-- Begin DATA LINES --
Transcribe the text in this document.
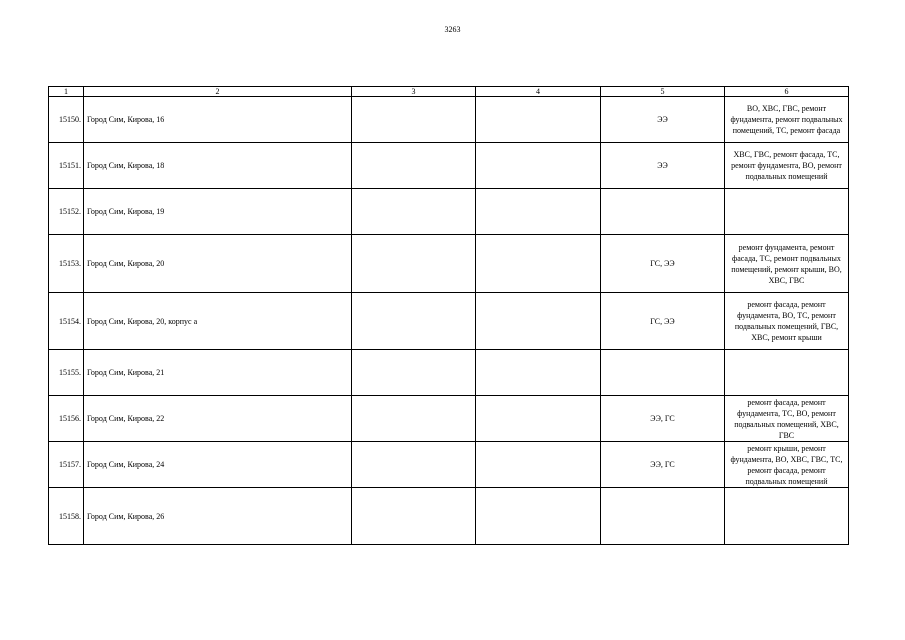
3263
1	2	3	4	5	6
15150.	Город Сим, Кирова, 16			ЭЭ	ВО, ХВС, ГВС, ремонт фундамента, ремонт подвальных помещений, ТС, ремонт фасада
15151.	Город Сим, Кирова, 18			ЭЭ	ХВС, ГВС, ремонт фасада, ТС, ремонт фундамента, ВО, ремонт подвальных помещений
15152.	Город Сим, Кирова, 19				
15153.	Город Сим, Кирова, 20			ГС, ЭЭ	ремонт фундамента, ремонт фасада, ТС, ремонт подвальных помещений, ремонт крыши, ВО, ХВС, ГВС
15154.	Город Сим, Кирова, 20, корпус а			ГС, ЭЭ	ремонт фасада, ремонт фундамента, ВО, ТС, ремонт подвальных помещений, ГВС, ХВС, ремонт крыши
15155.	Город Сим, Кирова, 21				
15156.	Город Сим, Кирова, 22			ЭЭ, ГС	ремонт фасада, ремонт фундамента, ТС, ВО, ремонт подвальных помещений, ХВС, ГВС
15157.	Город Сим, Кирова, 24			ЭЭ, ГС	ремонт крыши, ремонт фундамента, ВО, ХВС, ГВС, ТС, ремонт фасада, ремонт подвальных помещений
15158.	Город Сим, Кирова, 26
-- End DATA LINES --
**EXERCISE DIRECTIONS:**
Output the records above exactly; leave out the pictures.

**COMPLETE OUTPUT:**
Transcribe the text in this document.
3263
1	2	3	4	5	6
15150.	Город Сим, Кирова, 16			ЭЭ	ВО, ХВС, ГВС, ремонт фундамента, ремонт подвальных помещений, ТС, ремонт фасада
15151.	Город Сим, Кирова, 18			ЭЭ	ХВС, ГВС, ремонт фасада, ТС, ремонт фундамента, ВО, ремонт подвальных помещений
15152.	Город Сим, Кирова, 19				
15153.	Город Сим, Кирова, 20			ГС, ЭЭ	ремонт фундамента, ремонт фасада, ТС, ремонт подвальных помещений, ремонт крыши, ВО, ХВС, ГВС
15154.	Город Сим, Кирова, 20, корпус а			ГС, ЭЭ	ремонт фасада, ремонт фундамента, ВО, ТС, ремонт подвальных помещений, ГВС, ХВС, ремонт крыши
15155.	Город Сим, Кирова, 21				
15156.	Город Сим, Кирова, 22			ЭЭ, ГС	ремонт фасада, ремонт фундамента, ТС, ВО, ремонт подвальных помещений, ХВС, ГВС
15157.	Город Сим, Кирова, 24			ЭЭ, ГС	ремонт крыши, ремонт фундамента, ВО, ХВС, ГВС, ТС, ремонт фасада, ремонт подвальных помещений
15158.	Город Сим, Кирова, 26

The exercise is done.